Task to complete: All of the data that follows should be retyped exactly, please, except the pictures.

Information provided:
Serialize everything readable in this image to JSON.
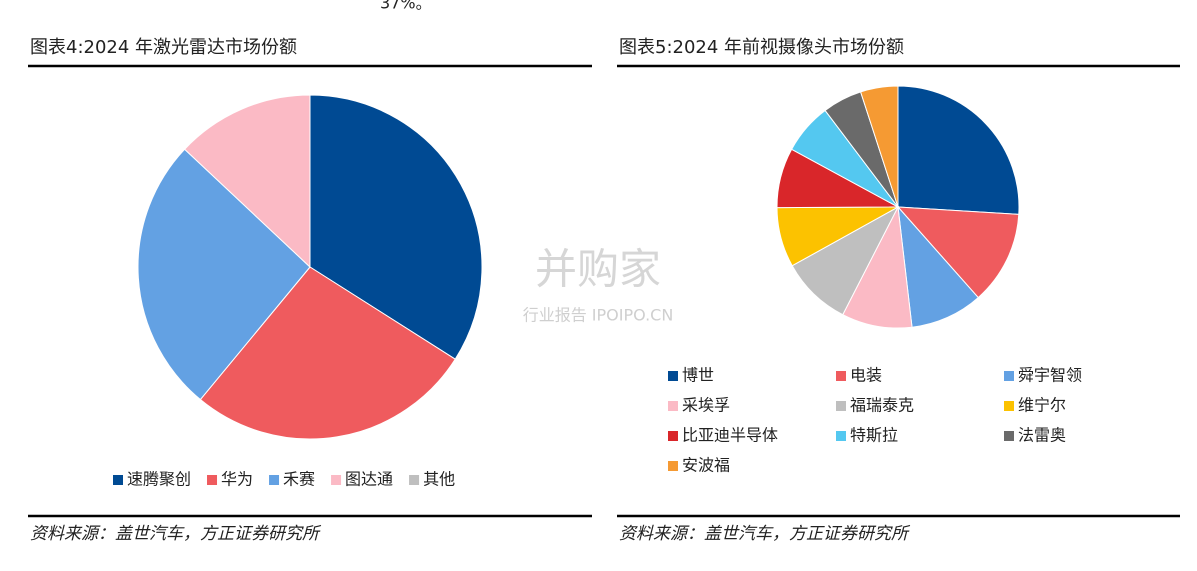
{
  "header_fragment": "37%。",
  "watermark": {
    "brand": "并购家",
    "sub": "行业报告 IPOIPO.CN"
  },
  "chart_data": [
    {
      "type": "pie",
      "title": "图表4:2024 年激光雷达市场份额",
      "source": "资料来源：盖世汽车，方正证券研究所",
      "categories": [
        "速腾聚创",
        "华为",
        "禾赛",
        "图达通",
        "其他"
      ],
      "values": [
        34,
        27,
        26,
        13,
        0
      ],
      "colors": [
        "#004a93",
        "#ef5b5e",
        "#63a1e3",
        "#fbbac5",
        "#bfbfbf"
      ]
    },
    {
      "type": "pie",
      "title": "图表5:2024 年前视摄像头市场份额",
      "source": "资料来源：盖世汽车，方正证券研究所",
      "categories": [
        "博世",
        "电装",
        "舜宇智领",
        "采埃孚",
        "福瑞泰克",
        "维宁尔",
        "比亚迪半导体",
        "特斯拉",
        "法雷奥",
        "安波福"
      ],
      "values": [
        26,
        12.5,
        9.7,
        9.4,
        9.4,
        8,
        8,
        6.8,
        5.3,
        5
      ],
      "colors": [
        "#004a93",
        "#ef5b5e",
        "#63a1e3",
        "#fbbac5",
        "#bfbfbf",
        "#fcc200",
        "#d9262a",
        "#54c8f0",
        "#6a6a6a",
        "#f59a33"
      ]
    }
  ]
}
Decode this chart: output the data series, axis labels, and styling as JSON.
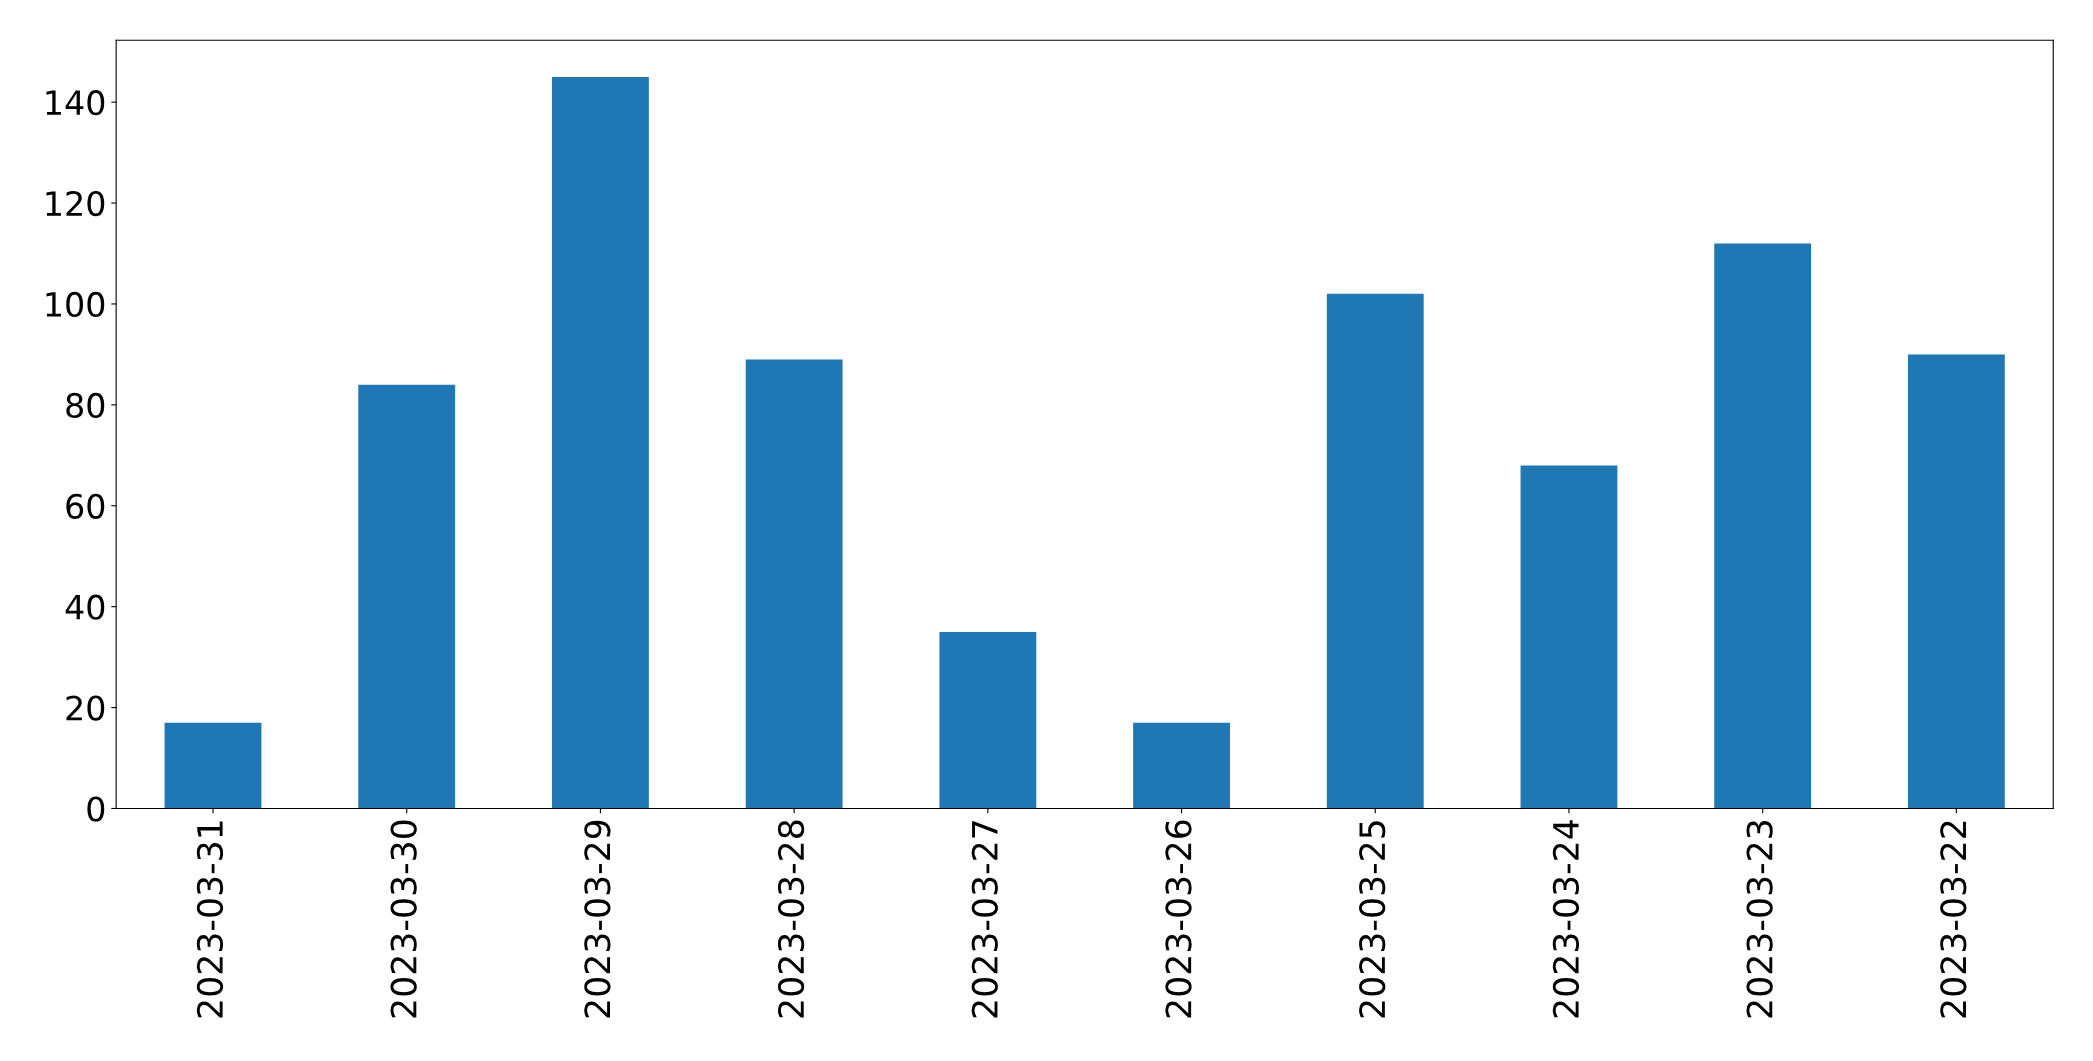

Output for this exercise:
Serialize everything readable in this image to JSON.
{
  "header_fragment": "37%。",
  "watermark": {
    "brand": "并购家",
    "sub": "行业报告 IPOIPO.CN"
  },
  "chart_data": [
    {
      "type": "pie",
      "title": "图表4:2024 年激光雷达市场份额",
      "source": "资料来源：盖世汽车，方正证券研究所",
      "categories": [
        "速腾聚创",
        "华为",
        "禾赛",
        "图达通",
        "其他"
      ],
      "values": [
        34,
        27,
        26,
        13,
        0
      ],
      "colors": [
        "#004a93",
        "#ef5b5e",
        "#63a1e3",
        "#fbbac5",
        "#bfbfbf"
      ]
    },
    {
      "type": "pie",
      "title": "图表5:2024 年前视摄像头市场份额",
      "source": "资料来源：盖世汽车，方正证券研究所",
      "categories": [
        "博世",
        "电装",
        "舜宇智领",
        "采埃孚",
        "福瑞泰克",
        "维宁尔",
        "比亚迪半导体",
        "特斯拉",
        "法雷奥",
        "安波福"
      ],
      "values": [
        26,
        12.5,
        9.7,
        9.4,
        9.4,
        8,
        8,
        6.8,
        5.3,
        5
      ],
      "colors": [
        "#004a93",
        "#ef5b5e",
        "#63a1e3",
        "#fbbac5",
        "#bfbfbf",
        "#fcc200",
        "#d9262a",
        "#54c8f0",
        "#6a6a6a",
        "#f59a33"
      ]
    }
  ]
}
Decode this chart: output the data series, axis labels, and styling as JSON.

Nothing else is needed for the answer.